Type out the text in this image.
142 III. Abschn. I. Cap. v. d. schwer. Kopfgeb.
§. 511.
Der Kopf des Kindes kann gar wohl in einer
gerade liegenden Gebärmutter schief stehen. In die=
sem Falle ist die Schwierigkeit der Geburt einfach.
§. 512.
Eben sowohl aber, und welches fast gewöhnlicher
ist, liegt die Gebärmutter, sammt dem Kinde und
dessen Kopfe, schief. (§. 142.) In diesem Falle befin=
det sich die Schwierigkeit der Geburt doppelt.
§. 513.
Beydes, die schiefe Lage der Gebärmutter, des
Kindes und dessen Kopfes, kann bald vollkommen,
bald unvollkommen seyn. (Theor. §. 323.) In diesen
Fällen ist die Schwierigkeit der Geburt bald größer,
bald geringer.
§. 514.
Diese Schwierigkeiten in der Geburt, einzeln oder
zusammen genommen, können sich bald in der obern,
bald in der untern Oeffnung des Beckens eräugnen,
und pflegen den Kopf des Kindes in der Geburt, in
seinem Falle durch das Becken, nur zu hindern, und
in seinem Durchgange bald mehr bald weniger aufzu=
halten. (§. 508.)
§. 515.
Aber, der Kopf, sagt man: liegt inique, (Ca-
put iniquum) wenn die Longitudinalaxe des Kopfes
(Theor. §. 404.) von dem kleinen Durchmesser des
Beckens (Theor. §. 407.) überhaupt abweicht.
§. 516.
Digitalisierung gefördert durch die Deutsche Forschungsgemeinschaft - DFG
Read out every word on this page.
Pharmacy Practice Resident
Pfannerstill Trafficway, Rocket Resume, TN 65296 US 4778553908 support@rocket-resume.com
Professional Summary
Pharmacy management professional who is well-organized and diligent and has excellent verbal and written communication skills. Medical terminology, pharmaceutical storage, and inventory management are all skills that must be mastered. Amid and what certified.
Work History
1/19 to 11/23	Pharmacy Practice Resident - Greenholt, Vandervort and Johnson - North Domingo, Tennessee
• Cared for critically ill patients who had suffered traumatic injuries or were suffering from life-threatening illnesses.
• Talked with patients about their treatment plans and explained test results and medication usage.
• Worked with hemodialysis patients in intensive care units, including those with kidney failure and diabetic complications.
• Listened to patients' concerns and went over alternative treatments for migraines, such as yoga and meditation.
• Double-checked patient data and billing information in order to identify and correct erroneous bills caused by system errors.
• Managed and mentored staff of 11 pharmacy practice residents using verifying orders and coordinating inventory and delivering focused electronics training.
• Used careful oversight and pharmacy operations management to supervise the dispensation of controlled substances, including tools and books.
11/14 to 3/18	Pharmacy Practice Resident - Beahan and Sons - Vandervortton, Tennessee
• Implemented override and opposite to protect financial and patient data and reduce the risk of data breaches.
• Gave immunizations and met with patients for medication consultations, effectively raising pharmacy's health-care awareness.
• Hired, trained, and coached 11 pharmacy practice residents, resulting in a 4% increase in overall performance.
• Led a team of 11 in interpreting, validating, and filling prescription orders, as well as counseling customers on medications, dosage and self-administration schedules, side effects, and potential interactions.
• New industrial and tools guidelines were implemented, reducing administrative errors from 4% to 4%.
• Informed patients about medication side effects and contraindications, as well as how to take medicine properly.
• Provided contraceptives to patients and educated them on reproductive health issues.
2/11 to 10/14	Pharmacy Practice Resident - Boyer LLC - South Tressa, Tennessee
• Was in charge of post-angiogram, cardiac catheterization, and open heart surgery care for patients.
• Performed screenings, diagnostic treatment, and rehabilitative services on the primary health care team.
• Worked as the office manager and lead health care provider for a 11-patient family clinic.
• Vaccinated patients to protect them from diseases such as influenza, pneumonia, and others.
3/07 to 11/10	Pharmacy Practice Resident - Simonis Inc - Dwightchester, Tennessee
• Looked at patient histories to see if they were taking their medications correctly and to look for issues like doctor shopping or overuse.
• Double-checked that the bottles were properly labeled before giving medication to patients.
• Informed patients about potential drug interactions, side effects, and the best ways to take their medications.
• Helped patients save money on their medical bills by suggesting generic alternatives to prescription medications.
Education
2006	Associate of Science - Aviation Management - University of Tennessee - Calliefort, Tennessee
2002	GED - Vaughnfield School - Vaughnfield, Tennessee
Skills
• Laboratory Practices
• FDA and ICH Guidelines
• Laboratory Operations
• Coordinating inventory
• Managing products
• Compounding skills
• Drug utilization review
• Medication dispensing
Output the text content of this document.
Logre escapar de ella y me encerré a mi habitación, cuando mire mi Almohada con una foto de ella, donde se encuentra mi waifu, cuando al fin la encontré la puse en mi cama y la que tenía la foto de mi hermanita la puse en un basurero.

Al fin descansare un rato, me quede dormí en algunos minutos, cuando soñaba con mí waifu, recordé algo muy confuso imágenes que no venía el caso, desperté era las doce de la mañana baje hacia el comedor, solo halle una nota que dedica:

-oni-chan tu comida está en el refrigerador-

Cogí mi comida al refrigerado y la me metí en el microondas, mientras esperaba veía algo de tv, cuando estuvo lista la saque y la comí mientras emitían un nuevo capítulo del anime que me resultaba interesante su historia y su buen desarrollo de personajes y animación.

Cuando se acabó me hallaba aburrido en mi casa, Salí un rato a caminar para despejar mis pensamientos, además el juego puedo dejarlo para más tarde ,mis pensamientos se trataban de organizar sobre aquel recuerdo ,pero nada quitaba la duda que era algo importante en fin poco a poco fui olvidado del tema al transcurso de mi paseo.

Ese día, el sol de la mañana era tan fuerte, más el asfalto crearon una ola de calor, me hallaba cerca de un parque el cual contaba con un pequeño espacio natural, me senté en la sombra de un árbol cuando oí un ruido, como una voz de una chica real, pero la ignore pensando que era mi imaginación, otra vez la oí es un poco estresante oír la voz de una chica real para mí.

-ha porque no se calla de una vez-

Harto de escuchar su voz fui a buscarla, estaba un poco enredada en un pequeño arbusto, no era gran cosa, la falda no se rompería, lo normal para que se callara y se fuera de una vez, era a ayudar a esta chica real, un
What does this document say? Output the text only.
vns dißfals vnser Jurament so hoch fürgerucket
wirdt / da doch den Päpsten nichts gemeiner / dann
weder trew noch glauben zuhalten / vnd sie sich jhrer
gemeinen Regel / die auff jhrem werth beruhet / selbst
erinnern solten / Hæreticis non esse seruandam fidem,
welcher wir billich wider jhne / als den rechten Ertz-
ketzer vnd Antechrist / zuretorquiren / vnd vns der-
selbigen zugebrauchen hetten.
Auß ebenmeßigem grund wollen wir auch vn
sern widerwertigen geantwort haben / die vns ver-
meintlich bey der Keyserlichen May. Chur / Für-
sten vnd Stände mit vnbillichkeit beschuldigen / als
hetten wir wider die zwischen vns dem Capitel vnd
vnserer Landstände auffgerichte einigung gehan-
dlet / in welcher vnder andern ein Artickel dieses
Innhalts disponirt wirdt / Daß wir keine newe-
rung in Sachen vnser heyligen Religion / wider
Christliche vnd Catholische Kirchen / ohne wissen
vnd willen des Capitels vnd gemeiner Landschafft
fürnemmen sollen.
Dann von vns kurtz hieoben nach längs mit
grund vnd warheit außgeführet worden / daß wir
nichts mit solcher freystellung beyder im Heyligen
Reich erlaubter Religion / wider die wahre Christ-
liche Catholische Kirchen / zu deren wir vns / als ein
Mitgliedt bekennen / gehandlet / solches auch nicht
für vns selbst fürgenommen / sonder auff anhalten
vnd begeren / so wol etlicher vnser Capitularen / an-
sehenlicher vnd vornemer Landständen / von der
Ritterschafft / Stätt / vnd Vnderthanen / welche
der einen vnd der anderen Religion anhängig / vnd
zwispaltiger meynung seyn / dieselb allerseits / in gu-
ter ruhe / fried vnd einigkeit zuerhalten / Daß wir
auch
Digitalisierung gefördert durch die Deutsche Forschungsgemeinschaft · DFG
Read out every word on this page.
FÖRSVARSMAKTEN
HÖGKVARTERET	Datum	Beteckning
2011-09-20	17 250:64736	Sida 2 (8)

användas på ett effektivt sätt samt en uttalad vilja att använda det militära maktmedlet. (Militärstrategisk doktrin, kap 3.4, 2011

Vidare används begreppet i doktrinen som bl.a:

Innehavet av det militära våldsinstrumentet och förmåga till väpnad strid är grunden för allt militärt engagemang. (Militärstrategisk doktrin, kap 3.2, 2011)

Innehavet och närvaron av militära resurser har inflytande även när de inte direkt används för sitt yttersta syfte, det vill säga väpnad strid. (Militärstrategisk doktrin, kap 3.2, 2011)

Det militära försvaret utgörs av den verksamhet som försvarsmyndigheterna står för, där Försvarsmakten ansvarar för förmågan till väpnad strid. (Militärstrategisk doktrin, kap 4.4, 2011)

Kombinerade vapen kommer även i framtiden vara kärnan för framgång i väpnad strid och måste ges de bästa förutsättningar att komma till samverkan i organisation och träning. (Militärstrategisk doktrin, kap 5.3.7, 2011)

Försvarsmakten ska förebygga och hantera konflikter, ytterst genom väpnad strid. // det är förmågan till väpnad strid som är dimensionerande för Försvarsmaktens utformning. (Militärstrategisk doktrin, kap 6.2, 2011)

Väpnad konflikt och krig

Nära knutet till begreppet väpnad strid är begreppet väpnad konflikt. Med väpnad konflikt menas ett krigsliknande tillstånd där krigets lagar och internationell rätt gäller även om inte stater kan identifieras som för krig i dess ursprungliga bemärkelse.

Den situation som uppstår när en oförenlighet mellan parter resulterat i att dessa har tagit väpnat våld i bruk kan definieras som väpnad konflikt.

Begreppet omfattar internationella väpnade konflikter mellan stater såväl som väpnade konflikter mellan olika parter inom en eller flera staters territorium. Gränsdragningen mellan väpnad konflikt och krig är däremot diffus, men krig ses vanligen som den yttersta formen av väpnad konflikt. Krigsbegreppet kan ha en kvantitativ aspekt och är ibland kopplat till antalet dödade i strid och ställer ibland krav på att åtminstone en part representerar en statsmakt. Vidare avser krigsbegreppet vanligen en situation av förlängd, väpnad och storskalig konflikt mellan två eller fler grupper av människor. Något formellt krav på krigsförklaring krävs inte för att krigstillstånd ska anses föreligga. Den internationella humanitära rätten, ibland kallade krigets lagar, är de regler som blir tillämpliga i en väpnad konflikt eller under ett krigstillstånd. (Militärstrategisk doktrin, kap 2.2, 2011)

• _What this task involves_
Reproduce every line of the records containing the string "well".

• _Response to the task_
Pharmacy management professional who is well-organized and diligent and has excellent verbal and written communication skills. Medical terminology, pharmaceutical storage, and inventory management are all skills that must be mastered. Amid and what certified.
• Led a team of 11 in interpreting, validating, and filling prescription orders, as well as counseling customers on medications, dosage and self-administration schedules, side effects, and potential interactions.
• Informed patients about medication side effects and contraindications, as well as how to take medicine properly.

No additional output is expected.